[Start of Record set]

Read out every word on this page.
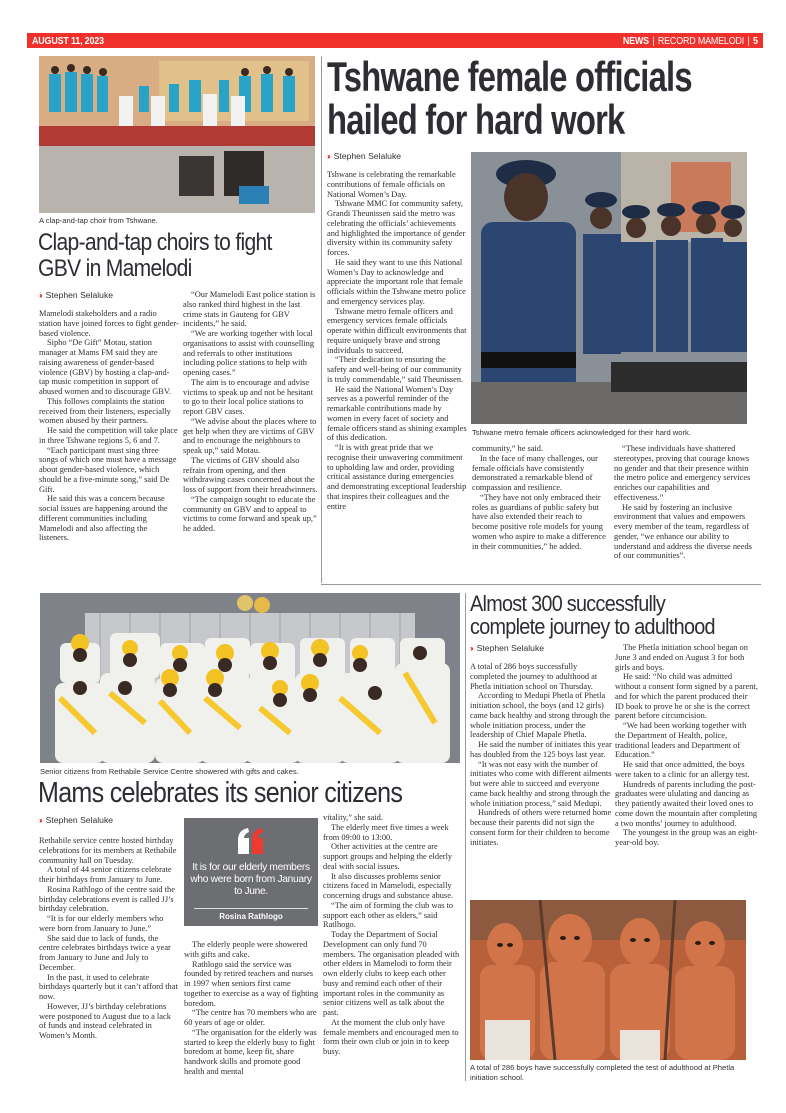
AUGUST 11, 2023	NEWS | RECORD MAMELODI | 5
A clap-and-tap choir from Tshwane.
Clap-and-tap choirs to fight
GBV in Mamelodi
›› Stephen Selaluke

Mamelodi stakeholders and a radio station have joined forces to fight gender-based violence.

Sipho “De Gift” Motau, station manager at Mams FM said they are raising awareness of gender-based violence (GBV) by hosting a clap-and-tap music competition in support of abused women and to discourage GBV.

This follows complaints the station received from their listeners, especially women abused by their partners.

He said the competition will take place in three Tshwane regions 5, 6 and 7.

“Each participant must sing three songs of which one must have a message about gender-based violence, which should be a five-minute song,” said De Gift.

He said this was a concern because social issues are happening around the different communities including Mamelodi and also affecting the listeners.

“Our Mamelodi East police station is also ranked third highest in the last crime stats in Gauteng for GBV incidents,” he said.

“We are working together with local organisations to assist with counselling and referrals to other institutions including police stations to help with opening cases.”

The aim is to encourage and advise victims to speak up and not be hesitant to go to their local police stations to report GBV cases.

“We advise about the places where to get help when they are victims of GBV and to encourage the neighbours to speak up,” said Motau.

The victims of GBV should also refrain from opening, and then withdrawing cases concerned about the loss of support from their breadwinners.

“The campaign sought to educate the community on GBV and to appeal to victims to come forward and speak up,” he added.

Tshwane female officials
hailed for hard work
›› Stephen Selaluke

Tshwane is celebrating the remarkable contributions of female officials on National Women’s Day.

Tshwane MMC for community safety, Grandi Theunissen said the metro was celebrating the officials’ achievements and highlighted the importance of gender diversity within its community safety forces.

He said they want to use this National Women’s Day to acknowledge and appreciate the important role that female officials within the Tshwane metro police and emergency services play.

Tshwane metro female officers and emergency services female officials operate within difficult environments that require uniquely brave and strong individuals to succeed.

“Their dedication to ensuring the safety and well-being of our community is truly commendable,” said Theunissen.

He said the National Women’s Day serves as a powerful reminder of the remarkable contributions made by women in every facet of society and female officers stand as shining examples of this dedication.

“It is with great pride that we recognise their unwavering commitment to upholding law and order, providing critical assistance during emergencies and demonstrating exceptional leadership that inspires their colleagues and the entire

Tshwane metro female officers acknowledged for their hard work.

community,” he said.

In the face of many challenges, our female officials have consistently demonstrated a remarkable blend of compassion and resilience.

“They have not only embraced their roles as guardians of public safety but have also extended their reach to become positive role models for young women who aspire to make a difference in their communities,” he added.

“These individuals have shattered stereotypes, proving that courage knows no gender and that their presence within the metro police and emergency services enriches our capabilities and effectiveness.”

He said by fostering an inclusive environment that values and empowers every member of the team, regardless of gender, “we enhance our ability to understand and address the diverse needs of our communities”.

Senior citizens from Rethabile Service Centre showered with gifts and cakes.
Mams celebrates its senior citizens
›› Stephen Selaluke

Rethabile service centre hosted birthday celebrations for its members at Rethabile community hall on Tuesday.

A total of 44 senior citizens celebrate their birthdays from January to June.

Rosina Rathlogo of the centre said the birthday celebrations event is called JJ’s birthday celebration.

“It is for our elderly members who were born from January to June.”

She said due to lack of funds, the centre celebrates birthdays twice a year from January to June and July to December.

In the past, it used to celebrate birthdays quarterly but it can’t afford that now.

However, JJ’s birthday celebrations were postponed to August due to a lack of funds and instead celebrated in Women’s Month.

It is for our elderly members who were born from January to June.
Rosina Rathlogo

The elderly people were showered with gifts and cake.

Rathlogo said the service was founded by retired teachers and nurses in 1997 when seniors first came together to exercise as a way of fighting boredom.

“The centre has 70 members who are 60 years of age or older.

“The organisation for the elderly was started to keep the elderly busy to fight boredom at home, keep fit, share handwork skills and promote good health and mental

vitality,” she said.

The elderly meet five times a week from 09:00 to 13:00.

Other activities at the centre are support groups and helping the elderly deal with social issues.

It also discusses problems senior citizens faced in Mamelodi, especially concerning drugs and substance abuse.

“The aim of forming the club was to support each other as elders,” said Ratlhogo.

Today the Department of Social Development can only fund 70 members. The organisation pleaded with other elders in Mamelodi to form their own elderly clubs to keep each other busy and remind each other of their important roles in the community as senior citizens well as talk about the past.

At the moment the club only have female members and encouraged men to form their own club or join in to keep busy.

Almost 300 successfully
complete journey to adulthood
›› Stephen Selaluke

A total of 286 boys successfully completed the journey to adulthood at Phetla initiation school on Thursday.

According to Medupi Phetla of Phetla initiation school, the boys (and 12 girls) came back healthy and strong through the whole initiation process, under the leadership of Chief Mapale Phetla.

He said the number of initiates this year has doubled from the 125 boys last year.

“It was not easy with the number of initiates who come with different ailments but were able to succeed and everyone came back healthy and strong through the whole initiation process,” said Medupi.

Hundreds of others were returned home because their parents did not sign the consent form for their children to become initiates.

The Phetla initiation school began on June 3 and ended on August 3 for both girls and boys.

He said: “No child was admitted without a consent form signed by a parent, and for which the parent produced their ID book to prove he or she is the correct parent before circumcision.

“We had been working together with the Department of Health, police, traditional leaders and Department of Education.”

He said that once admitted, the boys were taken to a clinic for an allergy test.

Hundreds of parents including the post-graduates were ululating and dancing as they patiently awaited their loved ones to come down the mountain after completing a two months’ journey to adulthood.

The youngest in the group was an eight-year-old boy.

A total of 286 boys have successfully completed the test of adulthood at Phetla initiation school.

[End of Record set]
[Start of Record set]

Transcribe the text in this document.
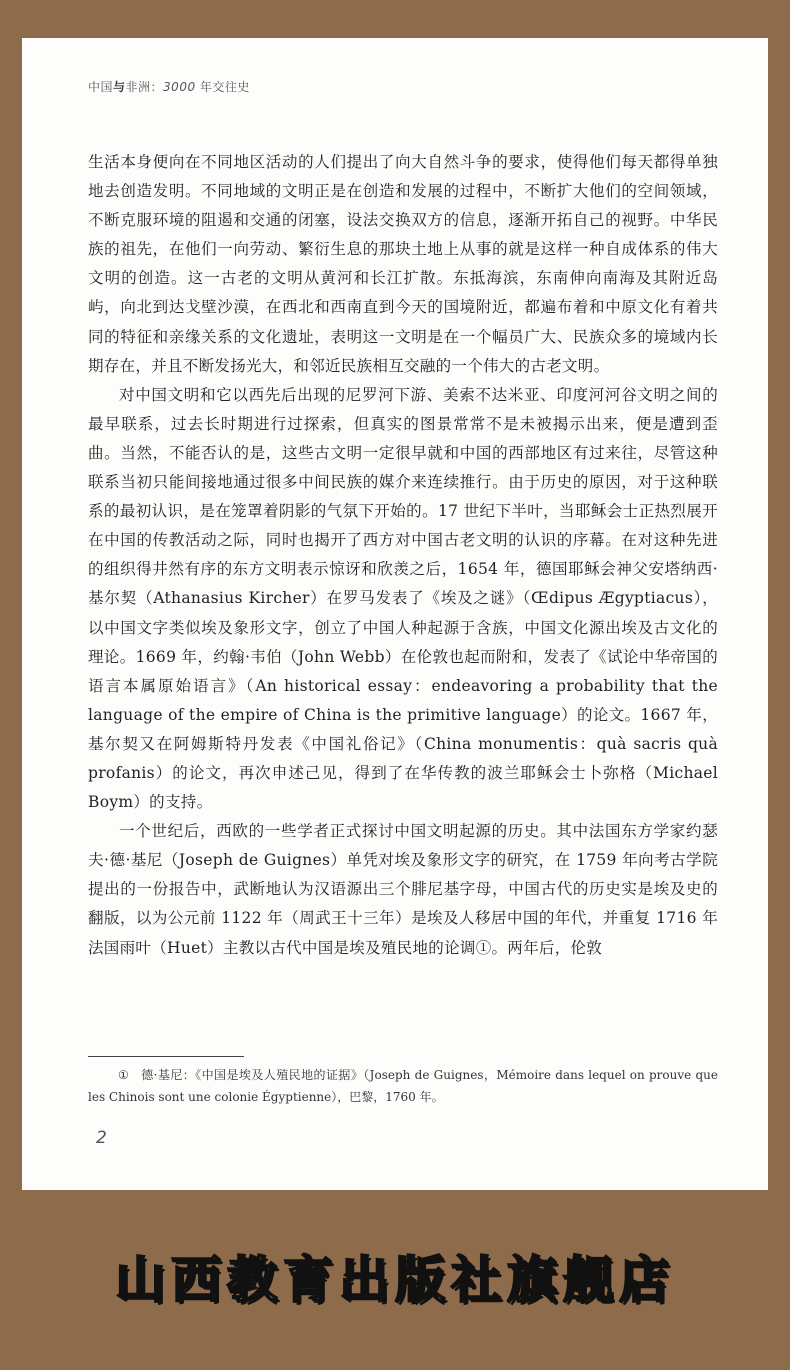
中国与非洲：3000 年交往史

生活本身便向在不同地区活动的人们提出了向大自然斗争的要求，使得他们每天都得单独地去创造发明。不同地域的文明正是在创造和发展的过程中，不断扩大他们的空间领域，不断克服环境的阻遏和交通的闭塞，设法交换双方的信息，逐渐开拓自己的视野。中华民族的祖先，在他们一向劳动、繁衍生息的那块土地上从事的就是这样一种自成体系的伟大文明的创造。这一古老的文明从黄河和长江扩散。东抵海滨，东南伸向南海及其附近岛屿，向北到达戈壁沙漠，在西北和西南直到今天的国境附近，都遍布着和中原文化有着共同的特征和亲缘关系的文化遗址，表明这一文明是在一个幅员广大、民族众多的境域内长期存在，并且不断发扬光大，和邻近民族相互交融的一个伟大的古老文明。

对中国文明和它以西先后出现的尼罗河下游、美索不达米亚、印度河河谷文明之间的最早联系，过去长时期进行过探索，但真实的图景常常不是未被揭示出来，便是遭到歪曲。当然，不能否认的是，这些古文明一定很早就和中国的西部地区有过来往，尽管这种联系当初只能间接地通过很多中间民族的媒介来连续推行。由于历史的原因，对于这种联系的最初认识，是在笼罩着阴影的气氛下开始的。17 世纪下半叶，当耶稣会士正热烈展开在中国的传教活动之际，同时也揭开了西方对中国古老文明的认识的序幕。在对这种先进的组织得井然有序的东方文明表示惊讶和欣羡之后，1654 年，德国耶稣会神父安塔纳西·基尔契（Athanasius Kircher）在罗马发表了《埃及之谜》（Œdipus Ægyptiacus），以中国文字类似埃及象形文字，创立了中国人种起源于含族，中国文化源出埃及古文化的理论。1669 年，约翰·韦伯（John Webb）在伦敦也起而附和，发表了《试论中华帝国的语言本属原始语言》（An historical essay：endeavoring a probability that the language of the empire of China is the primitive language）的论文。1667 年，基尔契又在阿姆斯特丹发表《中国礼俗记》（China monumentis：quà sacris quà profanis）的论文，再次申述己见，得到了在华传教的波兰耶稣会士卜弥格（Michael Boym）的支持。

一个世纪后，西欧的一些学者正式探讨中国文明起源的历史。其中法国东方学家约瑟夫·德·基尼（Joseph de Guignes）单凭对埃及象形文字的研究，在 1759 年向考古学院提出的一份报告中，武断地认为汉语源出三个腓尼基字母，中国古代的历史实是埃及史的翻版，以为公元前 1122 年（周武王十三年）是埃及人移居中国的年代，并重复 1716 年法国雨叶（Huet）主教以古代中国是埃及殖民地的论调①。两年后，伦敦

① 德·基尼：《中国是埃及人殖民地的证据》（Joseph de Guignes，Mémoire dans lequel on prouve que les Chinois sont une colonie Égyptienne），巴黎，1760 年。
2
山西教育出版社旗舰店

[End of Record set]

In the lines above, find each one with "especially" and list it.

# Answer to this exercise:
This follows complaints the station received from their listeners, especially women abused by their partners.
It also discusses problems senior citizens faced in Mamelodi, especially concerning drugs and substance abuse.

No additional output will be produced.